== Records ==

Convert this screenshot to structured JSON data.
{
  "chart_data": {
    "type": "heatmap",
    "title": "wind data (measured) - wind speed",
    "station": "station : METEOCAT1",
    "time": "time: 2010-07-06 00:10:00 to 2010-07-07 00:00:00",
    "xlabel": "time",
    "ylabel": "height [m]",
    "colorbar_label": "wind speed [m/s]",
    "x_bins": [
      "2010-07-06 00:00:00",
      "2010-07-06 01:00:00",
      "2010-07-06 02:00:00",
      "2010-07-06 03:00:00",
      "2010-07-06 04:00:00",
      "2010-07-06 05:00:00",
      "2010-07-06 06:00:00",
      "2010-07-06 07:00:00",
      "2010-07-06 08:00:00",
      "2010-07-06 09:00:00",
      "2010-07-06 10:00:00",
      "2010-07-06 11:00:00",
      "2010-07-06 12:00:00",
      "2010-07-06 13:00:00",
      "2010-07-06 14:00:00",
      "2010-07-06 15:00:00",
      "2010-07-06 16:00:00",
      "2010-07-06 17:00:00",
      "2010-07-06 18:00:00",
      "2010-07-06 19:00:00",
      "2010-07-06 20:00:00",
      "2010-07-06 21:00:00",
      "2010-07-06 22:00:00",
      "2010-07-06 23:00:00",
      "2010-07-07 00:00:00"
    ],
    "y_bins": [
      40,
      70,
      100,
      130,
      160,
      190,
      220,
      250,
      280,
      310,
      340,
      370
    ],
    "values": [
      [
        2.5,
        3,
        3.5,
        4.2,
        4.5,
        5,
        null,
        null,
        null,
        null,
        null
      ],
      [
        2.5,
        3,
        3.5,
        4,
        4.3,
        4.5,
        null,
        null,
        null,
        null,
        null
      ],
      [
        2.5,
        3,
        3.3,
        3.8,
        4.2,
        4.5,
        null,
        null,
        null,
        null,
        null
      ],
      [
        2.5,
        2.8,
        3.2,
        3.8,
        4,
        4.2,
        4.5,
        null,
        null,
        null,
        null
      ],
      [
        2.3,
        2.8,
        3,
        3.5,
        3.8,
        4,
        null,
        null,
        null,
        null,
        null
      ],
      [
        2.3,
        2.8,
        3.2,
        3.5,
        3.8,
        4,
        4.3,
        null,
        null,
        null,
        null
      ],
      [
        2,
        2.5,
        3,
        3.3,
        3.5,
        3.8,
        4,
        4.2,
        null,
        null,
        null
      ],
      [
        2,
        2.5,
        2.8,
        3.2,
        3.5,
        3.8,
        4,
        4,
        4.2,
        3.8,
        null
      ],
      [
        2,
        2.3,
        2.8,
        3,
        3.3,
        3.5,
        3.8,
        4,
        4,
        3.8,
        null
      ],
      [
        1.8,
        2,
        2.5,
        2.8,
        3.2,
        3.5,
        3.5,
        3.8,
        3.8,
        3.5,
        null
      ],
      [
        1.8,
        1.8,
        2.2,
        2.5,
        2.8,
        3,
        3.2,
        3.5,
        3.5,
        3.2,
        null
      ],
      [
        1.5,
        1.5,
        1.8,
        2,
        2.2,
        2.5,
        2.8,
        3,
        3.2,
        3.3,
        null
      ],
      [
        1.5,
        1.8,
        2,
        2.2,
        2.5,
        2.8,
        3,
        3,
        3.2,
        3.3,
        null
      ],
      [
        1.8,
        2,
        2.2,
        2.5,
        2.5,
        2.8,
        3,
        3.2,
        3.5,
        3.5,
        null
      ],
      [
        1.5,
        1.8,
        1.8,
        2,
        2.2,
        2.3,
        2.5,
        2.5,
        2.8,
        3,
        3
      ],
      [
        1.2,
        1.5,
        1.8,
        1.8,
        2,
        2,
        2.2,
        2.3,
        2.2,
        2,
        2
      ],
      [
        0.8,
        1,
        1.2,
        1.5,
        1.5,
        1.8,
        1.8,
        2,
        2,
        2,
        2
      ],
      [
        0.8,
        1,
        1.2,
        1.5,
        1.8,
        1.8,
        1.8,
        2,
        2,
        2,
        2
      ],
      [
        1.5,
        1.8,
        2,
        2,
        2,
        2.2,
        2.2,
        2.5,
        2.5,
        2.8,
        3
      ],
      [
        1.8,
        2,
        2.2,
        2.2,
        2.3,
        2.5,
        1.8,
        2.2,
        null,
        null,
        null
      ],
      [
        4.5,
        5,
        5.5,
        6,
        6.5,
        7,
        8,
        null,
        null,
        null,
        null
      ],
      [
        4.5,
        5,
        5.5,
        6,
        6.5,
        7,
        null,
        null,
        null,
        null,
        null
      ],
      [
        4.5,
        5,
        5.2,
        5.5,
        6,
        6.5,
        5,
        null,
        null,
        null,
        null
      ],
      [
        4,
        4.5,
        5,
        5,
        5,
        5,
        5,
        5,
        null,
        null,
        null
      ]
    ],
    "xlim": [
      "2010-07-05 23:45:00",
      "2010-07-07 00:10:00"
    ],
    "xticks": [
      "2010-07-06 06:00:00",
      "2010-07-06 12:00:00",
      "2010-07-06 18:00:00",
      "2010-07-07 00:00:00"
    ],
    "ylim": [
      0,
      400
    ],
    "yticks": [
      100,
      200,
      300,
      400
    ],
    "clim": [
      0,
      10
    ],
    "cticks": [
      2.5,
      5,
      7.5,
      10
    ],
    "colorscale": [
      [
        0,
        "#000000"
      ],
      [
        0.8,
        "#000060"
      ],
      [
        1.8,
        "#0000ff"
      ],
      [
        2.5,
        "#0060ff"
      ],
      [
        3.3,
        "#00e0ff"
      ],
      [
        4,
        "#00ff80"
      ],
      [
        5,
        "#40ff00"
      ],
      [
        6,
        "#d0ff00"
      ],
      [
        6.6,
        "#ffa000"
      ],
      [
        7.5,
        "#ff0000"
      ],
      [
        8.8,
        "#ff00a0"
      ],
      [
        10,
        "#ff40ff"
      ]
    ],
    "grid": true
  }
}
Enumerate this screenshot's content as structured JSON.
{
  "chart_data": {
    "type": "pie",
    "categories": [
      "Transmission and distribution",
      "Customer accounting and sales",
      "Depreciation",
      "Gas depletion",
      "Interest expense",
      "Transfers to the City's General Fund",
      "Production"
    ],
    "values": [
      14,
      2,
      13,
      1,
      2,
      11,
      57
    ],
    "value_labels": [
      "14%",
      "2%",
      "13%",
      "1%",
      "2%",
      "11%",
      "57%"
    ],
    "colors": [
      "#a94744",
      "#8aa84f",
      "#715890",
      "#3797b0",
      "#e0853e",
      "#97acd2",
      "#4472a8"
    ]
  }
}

===

» **Written task**: Identify all lines where the word "time" shows up. Copy them.

» **Task result**:
    "time": "time: 2010-07-06 00:10:00 to 2010-07-07 00:00:00",
    "xlabel": "time",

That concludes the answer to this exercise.